**YOUR TASK**
Take the material and output all of it exactly.

**STORED ROWS**
════════════════
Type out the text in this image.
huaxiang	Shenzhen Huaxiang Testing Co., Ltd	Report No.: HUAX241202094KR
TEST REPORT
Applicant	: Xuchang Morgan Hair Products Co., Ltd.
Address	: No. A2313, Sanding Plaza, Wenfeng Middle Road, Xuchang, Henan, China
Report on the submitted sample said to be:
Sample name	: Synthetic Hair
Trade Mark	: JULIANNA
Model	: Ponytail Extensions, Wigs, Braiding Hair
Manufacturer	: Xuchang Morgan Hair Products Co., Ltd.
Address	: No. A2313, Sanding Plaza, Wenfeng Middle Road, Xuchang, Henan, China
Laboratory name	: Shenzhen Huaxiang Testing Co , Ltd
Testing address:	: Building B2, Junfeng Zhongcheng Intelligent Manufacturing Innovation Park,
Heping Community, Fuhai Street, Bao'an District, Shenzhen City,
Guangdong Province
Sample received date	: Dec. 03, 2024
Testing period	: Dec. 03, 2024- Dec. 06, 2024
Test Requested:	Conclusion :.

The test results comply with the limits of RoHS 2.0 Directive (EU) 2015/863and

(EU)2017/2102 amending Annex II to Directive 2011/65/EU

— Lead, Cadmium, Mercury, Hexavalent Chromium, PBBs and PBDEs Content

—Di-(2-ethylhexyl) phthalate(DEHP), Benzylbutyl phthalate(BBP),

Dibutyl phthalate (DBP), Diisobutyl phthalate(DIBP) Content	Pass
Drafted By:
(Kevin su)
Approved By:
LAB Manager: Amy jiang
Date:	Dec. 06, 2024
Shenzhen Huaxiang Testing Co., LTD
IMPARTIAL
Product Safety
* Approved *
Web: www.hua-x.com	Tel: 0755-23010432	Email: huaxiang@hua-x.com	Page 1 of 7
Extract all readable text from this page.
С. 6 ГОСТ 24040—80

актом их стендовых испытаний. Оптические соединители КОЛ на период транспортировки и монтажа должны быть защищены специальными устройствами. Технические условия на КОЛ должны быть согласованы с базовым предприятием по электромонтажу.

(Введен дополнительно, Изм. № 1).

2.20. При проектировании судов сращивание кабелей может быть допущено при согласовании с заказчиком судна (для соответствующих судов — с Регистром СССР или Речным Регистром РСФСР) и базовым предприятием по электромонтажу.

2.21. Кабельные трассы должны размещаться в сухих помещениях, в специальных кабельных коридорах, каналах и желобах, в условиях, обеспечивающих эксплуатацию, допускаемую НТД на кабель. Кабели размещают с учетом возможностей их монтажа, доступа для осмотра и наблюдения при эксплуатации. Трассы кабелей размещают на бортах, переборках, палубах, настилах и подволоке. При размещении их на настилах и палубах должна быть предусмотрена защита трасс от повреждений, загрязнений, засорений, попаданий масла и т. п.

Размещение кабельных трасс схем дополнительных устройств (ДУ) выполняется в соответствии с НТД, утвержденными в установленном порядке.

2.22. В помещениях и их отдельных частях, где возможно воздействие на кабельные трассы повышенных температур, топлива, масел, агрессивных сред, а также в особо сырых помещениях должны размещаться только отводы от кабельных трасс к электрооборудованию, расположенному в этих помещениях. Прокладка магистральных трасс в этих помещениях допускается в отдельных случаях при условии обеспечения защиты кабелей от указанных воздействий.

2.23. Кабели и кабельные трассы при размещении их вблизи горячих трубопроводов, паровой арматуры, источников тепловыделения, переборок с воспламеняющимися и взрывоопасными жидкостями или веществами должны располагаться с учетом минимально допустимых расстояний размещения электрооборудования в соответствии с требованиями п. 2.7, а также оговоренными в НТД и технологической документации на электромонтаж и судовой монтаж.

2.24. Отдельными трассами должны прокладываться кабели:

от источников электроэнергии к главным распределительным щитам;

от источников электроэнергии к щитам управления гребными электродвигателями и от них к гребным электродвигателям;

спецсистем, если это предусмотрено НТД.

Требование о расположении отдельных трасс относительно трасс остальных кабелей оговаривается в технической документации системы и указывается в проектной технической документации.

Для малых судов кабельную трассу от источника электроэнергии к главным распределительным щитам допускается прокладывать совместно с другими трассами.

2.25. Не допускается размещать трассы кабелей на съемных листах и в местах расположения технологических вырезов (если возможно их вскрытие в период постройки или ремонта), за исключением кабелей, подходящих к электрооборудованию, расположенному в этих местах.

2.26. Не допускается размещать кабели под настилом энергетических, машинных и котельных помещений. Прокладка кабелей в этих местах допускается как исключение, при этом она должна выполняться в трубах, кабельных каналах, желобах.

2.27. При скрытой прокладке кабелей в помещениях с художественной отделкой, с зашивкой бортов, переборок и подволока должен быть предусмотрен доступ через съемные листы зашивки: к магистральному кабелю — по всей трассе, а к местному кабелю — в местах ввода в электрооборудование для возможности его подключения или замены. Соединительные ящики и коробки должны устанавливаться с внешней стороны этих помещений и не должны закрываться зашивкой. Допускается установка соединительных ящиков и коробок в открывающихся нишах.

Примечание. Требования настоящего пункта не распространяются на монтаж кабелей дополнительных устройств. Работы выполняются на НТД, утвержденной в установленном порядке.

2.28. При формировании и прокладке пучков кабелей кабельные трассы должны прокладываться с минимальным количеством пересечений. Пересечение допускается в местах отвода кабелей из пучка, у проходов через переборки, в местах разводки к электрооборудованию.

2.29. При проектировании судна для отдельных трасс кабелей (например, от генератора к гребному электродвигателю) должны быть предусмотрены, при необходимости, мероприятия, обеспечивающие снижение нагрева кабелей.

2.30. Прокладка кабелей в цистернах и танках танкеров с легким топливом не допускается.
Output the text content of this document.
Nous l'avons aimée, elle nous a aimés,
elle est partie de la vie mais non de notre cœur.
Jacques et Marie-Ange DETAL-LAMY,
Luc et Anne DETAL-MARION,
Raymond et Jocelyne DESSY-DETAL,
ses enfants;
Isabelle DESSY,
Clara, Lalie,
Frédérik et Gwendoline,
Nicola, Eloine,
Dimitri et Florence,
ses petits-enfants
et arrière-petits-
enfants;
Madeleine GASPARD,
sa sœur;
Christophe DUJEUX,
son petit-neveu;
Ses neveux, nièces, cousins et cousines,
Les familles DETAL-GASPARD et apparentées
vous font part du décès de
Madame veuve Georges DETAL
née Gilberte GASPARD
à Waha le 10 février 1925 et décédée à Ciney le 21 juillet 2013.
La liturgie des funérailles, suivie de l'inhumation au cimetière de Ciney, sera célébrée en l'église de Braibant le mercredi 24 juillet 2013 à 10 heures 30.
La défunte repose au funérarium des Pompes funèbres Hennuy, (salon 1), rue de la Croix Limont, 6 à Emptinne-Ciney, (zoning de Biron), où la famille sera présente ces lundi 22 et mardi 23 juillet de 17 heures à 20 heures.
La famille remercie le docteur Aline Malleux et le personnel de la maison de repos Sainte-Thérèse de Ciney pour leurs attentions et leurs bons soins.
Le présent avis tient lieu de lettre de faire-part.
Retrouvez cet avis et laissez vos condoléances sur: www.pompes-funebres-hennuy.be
════════════════
**COMPLETED EXERCISE**
Type out the text in this image.
huaxiang	Shenzhen Huaxiang Testing Co., Ltd	Report No.: HUAX241202094KR
TEST REPORT
Applicant	: Xuchang Morgan Hair Products Co., Ltd.
Address	: No. A2313, Sanding Plaza, Wenfeng Middle Road, Xuchang, Henan, China
Report on the submitted sample said to be:
Sample name	: Synthetic Hair
Trade Mark	: JULIANNA
Model	: Ponytail Extensions, Wigs, Braiding Hair
Manufacturer	: Xuchang Morgan Hair Products Co., Ltd.
Address	: No. A2313, Sanding Plaza, Wenfeng Middle Road, Xuchang, Henan, China
Laboratory name	: Shenzhen Huaxiang Testing Co , Ltd
Testing address:	: Building B2, Junfeng Zhongcheng Intelligent Manufacturing Innovation Park,
Heping Community, Fuhai Street, Bao'an District, Shenzhen City,
Guangdong Province
Sample received date	: Dec. 03, 2024
Testing period	: Dec. 03, 2024- Dec. 06, 2024
Test Requested:	Conclusion :.

The test results comply with the limits of RoHS 2.0 Directive (EU) 2015/863and

(EU)2017/2102 amending Annex II to Directive 2011/65/EU

— Lead, Cadmium, Mercury, Hexavalent Chromium, PBBs and PBDEs Content

—Di-(2-ethylhexyl) phthalate(DEHP), Benzylbutyl phthalate(BBP),

Dibutyl phthalate (DBP), Diisobutyl phthalate(DIBP) Content	Pass
Drafted By:
(Kevin su)
Approved By:
LAB Manager: Amy jiang
Date:	Dec. 06, 2024
Shenzhen Huaxiang Testing Co., LTD
IMPARTIAL
Product Safety
* Approved *
Web: www.hua-x.com	Tel: 0755-23010432	Email: huaxiang@hua-x.com	Page 1 of 7
Extract all readable text from this page.
С. 6 ГОСТ 24040—80

актом их стендовых испытаний. Оптические соединители КОЛ на период транспортировки и монтажа должны быть защищены специальными устройствами. Технические условия на КОЛ должны быть согласованы с базовым предприятием по электромонтажу.

(Введен дополнительно, Изм. № 1).

2.20. При проектировании судов сращивание кабелей может быть допущено при согласовании с заказчиком судна (для соответствующих судов — с Регистром СССР или Речным Регистром РСФСР) и базовым предприятием по электромонтажу.

2.21. Кабельные трассы должны размещаться в сухих помещениях, в специальных кабельных коридорах, каналах и желобах, в условиях, обеспечивающих эксплуатацию, допускаемую НТД на кабель. Кабели размещают с учетом возможностей их монтажа, доступа для осмотра и наблюдения при эксплуатации. Трассы кабелей размещают на бортах, переборках, палубах, настилах и подволоке. При размещении их на настилах и палубах должна быть предусмотрена защита трасс от повреждений, загрязнений, засорений, попаданий масла и т. п.

Размещение кабельных трасс схем дополнительных устройств (ДУ) выполняется в соответствии с НТД, утвержденными в установленном порядке.

2.22. В помещениях и их отдельных частях, где возможно воздействие на кабельные трассы повышенных температур, топлива, масел, агрессивных сред, а также в особо сырых помещениях должны размещаться только отводы от кабельных трасс к электрооборудованию, расположенному в этих помещениях. Прокладка магистральных трасс в этих помещениях допускается в отдельных случаях при условии обеспечения защиты кабелей от указанных воздействий.

2.23. Кабели и кабельные трассы при размещении их вблизи горячих трубопроводов, паровой арматуры, источников тепловыделения, переборок с воспламеняющимися и взрывоопасными жидкостями или веществами должны располагаться с учетом минимально допустимых расстояний размещения электрооборудования в соответствии с требованиями п. 2.7, а также оговоренными в НТД и технологической документации на электромонтаж и судовой монтаж.

2.24. Отдельными трассами должны прокладываться кабели:

от источников электроэнергии к главным распределительным щитам;

от источников электроэнергии к щитам управления гребными электродвигателями и от них к гребным электродвигателям;

спецсистем, если это предусмотрено НТД.

Требование о расположении отдельных трасс относительно трасс остальных кабелей оговаривается в технической документации системы и указывается в проектной технической документации.

Для малых судов кабельную трассу от источника электроэнергии к главным распределительным щитам допускается прокладывать совместно с другими трассами.

2.25. Не допускается размещать трассы кабелей на съемных листах и в местах расположения технологических вырезов (если возможно их вскрытие в период постройки или ремонта), за исключением кабелей, подходящих к электрооборудованию, расположенному в этих местах.

2.26. Не допускается размещать кабели под настилом энергетических, машинных и котельных помещений. Прокладка кабелей в этих местах допускается как исключение, при этом она должна выполняться в трубах, кабельных каналах, желобах.

2.27. При скрытой прокладке кабелей в помещениях с художественной отделкой, с зашивкой бортов, переборок и подволока должен быть предусмотрен доступ через съемные листы зашивки: к магистральному кабелю — по всей трассе, а к местному кабелю — в местах ввода в электрооборудование для возможности его подключения или замены. Соединительные ящики и коробки должны устанавливаться с внешней стороны этих помещений и не должны закрываться зашивкой. Допускается установка соединительных ящиков и коробок в открывающихся нишах.

Примечание. Требования настоящего пункта не распространяются на монтаж кабелей дополнительных устройств. Работы выполняются на НТД, утвержденной в установленном порядке.

2.28. При формировании и прокладке пучков кабелей кабельные трассы должны прокладываться с минимальным количеством пересечений. Пересечение допускается в местах отвода кабелей из пучка, у проходов через переборки, в местах разводки к электрооборудованию.

2.29. При проектировании судна для отдельных трасс кабелей (например, от генератора к гребному электродвигателю) должны быть предусмотрены, при необходимости, мероприятия, обеспечивающие снижение нагрева кабелей.

2.30. Прокладка кабелей в цистернах и танках танкеров с легким топливом не допускается.
Output the text content of this document.
Nous l'avons aimée, elle nous a aimés,
elle est partie de la vie mais non de notre cœur.
Jacques et Marie-Ange DETAL-LAMY,
Luc et Anne DETAL-MARION,
Raymond et Jocelyne DESSY-DETAL,
ses enfants;
Isabelle DESSY,
Clara, Lalie,
Frédérik et Gwendoline,
Nicola, Eloine,
Dimitri et Florence,
ses petits-enfants
et arrière-petits-
enfants;
Madeleine GASPARD,
sa sœur;
Christophe DUJEUX,
son petit-neveu;
Ses neveux, nièces, cousins et cousines,
Les familles DETAL-GASPARD et apparentées
vous font part du décès de
Madame veuve Georges DETAL
née Gilberte GASPARD
à Waha le 10 février 1925 et décédée à Ciney le 21 juillet 2013.
La liturgie des funérailles, suivie de l'inhumation au cimetière de Ciney, sera célébrée en l'église de Braibant le mercredi 24 juillet 2013 à 10 heures 30.
La défunte repose au funérarium des Pompes funèbres Hennuy, (salon 1), rue de la Croix Limont, 6 à Emptinne-Ciney, (zoning de Biron), où la famille sera présente ces lundi 22 et mardi 23 juillet de 17 heures à 20 heures.
La famille remercie le docteur Aline Malleux et le personnel de la maison de repos Sainte-Thérèse de Ciney pour leurs attentions et leurs bons soins.
Le présent avis tient lieu de lettre de faire-part.
Retrouvez cet avis et laissez vos condoléances sur: www.pompes-funebres-hennuy.be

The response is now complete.